# [Raw data]
◆ ◆ ◆ ◆

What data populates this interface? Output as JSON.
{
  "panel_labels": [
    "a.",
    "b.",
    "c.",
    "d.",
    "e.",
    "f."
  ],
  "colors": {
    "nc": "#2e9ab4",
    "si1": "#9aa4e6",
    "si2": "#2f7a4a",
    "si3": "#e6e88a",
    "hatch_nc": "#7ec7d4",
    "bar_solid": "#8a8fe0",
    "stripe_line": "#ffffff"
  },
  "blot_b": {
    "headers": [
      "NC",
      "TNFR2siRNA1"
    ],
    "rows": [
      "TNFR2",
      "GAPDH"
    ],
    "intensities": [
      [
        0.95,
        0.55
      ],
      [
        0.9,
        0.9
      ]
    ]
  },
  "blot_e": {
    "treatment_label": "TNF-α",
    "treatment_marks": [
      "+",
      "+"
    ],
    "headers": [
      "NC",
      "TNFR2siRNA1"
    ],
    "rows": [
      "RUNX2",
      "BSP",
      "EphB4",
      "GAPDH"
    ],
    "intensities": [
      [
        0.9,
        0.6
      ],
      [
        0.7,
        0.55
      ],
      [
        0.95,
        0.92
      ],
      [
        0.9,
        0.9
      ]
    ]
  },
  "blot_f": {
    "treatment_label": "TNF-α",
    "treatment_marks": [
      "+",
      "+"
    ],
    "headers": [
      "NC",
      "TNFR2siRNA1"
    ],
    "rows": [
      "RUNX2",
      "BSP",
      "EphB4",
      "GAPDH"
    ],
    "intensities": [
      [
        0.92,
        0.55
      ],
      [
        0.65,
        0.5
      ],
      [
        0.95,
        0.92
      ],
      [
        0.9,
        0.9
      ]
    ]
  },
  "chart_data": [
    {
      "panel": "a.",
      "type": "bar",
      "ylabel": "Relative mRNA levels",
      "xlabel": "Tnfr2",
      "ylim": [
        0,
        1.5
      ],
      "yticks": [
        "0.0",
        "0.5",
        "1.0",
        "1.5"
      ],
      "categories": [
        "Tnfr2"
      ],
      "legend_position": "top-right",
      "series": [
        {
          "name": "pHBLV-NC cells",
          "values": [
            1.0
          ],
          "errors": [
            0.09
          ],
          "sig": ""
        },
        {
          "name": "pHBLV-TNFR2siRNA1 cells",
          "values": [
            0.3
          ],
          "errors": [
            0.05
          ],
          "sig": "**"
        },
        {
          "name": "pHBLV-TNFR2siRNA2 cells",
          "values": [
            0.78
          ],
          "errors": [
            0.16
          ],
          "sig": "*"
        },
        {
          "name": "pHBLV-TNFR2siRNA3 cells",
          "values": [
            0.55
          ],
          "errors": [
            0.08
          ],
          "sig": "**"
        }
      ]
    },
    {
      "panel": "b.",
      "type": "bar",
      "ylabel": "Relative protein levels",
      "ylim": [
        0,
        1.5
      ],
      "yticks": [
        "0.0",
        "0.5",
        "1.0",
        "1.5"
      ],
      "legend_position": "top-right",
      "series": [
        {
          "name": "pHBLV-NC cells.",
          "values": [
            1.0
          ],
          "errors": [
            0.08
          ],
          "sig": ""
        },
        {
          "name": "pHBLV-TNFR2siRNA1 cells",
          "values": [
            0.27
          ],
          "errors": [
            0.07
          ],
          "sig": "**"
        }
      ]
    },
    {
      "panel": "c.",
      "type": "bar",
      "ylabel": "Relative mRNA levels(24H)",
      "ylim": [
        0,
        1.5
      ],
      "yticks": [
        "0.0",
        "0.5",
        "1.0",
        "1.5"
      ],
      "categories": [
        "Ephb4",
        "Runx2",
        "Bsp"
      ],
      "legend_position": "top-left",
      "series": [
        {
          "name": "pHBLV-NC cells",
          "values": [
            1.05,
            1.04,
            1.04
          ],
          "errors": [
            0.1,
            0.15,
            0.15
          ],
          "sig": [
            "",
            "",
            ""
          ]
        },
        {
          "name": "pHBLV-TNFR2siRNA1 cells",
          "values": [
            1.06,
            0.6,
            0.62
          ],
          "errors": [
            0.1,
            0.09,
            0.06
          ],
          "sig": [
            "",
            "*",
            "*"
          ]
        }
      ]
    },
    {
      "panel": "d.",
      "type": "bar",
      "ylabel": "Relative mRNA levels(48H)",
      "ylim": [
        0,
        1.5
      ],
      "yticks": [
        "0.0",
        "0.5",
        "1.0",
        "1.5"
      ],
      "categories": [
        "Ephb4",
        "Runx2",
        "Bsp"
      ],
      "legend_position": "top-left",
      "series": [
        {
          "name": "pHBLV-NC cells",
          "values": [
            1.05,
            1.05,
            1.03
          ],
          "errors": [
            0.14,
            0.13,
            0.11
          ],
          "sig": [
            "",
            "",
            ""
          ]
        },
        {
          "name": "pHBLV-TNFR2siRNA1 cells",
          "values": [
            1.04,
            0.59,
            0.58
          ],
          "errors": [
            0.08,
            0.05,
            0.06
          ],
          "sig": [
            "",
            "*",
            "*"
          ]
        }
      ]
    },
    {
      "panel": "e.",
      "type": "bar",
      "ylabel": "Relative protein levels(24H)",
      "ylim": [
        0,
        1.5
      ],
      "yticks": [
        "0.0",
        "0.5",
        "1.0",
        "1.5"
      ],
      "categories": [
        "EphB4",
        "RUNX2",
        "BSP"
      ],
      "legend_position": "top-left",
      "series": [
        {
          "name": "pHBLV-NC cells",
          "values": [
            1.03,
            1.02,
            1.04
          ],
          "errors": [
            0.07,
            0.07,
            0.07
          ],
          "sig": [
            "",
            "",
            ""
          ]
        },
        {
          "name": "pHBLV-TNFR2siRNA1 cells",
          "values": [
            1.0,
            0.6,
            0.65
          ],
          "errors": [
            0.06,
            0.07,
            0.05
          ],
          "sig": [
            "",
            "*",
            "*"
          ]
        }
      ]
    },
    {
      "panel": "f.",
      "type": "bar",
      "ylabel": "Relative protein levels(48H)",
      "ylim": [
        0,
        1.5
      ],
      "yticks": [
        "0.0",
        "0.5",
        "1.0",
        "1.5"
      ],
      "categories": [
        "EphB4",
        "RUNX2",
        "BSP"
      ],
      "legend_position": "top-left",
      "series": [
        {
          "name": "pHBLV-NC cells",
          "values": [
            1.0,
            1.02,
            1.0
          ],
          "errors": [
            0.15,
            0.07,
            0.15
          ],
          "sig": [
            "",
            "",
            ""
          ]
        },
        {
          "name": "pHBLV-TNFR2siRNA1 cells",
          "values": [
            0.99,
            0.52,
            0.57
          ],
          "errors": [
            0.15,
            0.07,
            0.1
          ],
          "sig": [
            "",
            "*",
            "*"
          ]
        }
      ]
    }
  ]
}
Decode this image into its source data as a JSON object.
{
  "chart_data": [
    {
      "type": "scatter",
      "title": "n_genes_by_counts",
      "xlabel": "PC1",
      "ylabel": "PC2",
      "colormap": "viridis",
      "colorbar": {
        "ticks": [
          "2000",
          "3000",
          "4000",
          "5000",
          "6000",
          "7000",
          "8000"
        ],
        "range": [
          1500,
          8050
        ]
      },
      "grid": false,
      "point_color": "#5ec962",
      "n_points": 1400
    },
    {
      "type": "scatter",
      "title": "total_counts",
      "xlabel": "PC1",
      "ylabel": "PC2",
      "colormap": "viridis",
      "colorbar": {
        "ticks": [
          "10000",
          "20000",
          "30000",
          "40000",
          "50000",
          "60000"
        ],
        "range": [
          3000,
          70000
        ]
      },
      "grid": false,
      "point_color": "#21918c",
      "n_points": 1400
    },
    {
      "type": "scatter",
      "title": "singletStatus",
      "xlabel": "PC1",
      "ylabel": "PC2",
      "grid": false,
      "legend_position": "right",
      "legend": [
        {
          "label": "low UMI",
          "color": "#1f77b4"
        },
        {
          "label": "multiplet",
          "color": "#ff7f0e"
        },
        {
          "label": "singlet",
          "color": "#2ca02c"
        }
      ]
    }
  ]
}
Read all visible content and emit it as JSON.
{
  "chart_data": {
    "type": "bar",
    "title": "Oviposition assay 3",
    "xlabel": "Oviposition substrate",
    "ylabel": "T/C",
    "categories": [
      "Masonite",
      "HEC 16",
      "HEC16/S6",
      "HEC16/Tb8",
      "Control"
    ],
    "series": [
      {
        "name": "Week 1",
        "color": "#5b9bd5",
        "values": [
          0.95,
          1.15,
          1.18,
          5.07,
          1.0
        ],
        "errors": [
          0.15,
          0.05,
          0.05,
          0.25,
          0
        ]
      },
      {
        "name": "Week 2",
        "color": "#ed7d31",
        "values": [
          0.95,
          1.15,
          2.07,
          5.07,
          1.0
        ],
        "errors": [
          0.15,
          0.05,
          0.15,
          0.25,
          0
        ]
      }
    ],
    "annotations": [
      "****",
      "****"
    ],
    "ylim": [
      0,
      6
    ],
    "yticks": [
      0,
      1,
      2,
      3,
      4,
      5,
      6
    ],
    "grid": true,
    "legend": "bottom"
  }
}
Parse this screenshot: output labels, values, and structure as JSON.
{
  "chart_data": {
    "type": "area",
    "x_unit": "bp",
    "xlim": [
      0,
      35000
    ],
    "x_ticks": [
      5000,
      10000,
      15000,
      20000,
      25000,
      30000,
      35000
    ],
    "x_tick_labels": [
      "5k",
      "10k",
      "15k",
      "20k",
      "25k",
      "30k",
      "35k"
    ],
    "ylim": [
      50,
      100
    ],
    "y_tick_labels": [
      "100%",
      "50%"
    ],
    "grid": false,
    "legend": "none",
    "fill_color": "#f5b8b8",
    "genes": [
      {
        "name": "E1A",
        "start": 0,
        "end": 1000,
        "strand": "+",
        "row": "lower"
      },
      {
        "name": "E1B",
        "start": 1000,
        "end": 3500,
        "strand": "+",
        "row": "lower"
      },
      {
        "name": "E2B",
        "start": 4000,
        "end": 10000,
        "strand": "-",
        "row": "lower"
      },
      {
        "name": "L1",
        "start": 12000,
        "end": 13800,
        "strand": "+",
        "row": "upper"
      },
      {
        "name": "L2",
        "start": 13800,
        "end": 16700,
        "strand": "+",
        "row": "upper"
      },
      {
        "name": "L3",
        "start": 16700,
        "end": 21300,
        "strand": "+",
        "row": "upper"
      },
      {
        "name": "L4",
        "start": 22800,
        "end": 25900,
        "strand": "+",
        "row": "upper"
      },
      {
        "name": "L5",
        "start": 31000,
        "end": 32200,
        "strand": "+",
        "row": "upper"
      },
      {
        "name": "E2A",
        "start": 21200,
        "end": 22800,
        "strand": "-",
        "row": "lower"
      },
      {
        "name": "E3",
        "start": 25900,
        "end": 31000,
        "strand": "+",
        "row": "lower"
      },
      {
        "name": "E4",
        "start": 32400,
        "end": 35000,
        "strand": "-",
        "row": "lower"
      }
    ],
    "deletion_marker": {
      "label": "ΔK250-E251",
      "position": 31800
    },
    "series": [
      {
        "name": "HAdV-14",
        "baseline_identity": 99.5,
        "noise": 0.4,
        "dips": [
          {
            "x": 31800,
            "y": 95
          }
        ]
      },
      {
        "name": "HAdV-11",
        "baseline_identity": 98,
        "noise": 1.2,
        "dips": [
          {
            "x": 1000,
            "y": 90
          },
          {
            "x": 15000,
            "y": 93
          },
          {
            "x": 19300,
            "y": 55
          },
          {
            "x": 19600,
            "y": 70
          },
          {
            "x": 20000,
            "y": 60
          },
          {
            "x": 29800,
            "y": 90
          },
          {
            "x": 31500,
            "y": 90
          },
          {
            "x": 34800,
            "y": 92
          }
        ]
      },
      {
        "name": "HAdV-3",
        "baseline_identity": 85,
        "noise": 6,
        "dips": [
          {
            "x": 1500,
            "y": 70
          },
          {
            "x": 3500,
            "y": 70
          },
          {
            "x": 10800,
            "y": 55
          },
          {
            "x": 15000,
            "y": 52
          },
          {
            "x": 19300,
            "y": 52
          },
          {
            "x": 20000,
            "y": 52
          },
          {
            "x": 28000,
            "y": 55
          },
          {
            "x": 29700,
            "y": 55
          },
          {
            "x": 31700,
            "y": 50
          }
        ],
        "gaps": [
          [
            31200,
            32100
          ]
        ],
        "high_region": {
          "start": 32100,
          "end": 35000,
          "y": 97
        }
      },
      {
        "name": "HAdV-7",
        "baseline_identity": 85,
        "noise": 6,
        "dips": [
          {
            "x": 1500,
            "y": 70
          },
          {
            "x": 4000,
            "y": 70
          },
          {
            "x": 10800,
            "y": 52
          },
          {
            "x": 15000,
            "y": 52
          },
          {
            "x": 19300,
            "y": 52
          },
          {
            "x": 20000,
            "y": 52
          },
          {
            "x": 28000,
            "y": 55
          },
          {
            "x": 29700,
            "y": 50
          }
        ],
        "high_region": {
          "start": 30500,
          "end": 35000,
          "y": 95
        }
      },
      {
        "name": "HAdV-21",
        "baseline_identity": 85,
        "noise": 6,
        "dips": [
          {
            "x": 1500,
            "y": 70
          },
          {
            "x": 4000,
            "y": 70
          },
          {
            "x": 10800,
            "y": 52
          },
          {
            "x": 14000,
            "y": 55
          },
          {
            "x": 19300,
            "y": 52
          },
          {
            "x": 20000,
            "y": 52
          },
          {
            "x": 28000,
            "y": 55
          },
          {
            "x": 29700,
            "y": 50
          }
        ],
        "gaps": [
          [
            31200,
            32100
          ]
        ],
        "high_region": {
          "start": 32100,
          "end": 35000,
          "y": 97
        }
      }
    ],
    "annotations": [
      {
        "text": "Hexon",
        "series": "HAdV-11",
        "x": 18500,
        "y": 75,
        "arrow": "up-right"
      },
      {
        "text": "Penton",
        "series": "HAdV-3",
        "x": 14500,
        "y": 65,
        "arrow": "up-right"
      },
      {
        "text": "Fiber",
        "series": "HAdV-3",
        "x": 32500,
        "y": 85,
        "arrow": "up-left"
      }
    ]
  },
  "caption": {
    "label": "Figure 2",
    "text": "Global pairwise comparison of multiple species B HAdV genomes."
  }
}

◆ ◆ ◆ ◆

# [Description of the task]
How many lines in the entries hold the word "protein"? Only the number is wanted.

# [Your solution]
3